Sort through the entries below and pull out lines containing the word "this".

++++ DATA PROVIDED ++++

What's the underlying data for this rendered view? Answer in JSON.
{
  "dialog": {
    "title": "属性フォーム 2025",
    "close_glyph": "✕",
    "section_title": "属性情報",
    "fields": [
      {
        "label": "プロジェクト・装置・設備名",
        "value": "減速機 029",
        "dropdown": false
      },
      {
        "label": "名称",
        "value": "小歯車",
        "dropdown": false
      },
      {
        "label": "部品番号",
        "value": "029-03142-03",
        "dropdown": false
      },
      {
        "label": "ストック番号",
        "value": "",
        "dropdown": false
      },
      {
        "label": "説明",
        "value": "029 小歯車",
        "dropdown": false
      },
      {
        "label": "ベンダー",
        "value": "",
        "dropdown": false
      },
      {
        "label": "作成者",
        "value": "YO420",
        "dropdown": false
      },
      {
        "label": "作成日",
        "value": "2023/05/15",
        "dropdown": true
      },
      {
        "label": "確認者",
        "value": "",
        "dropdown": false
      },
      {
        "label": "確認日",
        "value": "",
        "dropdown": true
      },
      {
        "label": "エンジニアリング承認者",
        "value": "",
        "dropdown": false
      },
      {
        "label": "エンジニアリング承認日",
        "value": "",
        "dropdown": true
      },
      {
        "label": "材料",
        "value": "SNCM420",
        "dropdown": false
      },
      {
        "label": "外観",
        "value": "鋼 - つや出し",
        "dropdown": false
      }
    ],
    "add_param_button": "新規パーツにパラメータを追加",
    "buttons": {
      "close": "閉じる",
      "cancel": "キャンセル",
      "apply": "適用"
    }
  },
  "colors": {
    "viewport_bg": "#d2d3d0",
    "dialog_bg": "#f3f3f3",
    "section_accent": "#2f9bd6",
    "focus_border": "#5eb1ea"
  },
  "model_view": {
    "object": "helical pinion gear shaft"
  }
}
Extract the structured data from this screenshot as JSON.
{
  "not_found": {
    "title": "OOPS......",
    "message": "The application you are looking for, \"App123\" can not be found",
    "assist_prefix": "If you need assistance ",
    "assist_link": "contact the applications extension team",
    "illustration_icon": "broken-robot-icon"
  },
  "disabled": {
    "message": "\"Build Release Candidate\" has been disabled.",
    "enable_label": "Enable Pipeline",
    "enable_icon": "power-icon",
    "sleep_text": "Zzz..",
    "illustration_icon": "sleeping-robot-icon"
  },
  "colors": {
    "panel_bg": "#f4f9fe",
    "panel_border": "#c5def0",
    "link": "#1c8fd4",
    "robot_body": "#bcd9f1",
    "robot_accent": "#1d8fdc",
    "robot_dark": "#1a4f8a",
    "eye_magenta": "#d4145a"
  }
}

++++

**EXERCISE ANSWER:**
What's the underlying data for this rendered view? Answer in JSON.
Extract the structured data from this screenshot as JSON.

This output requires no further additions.